Three further verses are routinely deployed in the polemic, and each can be addressed in turn.

Q 29:46 instructs Muslims, in the context of dialogue with the People of the Book, to say: “We believe in what has been revealed to us and what has been revealed to you. Our God and your God is one, and to Him we submit.”⁵³ The passage concerns the proper conduct of inter-religious discourse. The affirmation “what has been revealed to you” attests the divine origin of the original revelation given to Jews and Christians. The textual reliability of every passage in the Hebrew Bible or the New Testament as currently preserved is a separate matter, and one the verse does not address. The verse is consistent with the muhaymin doctrine. Muslims affirm the truth contained in the prior books, while the Qur’an stands as arbiter over what has survived. The clause “Our God and your God is one” affirms the identity of the original monotheistic God of Abraham, Moses, and Jesus with the God revealed to Muhammad. The Trinitarian elaboration the post-Nicene Christian tradition built on top of that monotheism is something the Qur’an explicitly rejects elsewhere (Q 4:171; 5:73; 5:116) and falls outside what Q 29:46 affirms.

Q 5:68 commands the People of the Book to “uphold the Torah, the Gospel, and what has been revealed to you from your Lord.”⁵⁴ The verse is directed to its addressees in their own context, calling them to be consistent with the original revelation given to them. The canonical New Testament in its modern form is a distinct object the verse does not address. The verse continues with the warning that what has been revealed to Muhammad will only increase many of them in transgression and disbelief, which presupposes a tension between the genuine prior revelation and the interpretive tradition built upon it. The call in Q 5:68 is to authentic adherence to the original divine revelation, before whatever interpretive overlay has been built upon it.
━━━━
> [Written exercise]:
In the passage on Qur'anic verses, what does Q 5:68 command the People of the Book to do? The data that follow come from a separate source.

> [Recorded data]:
━━━━
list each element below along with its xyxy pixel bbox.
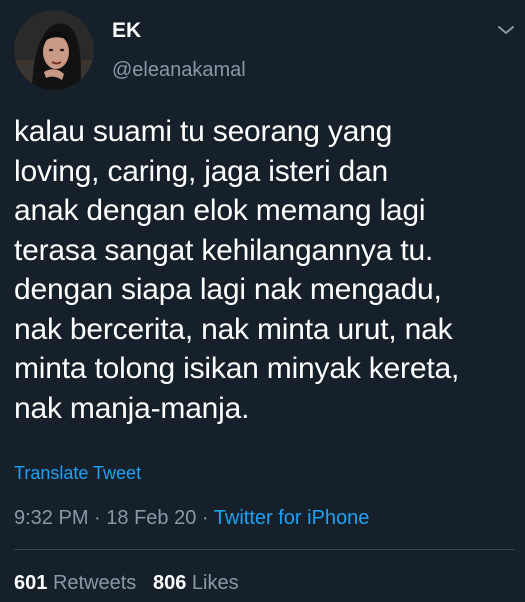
━━━━
> [Solution for this exercise]:
To uphold the Torah, the Gospel, and what has been revealed to them from their Lord.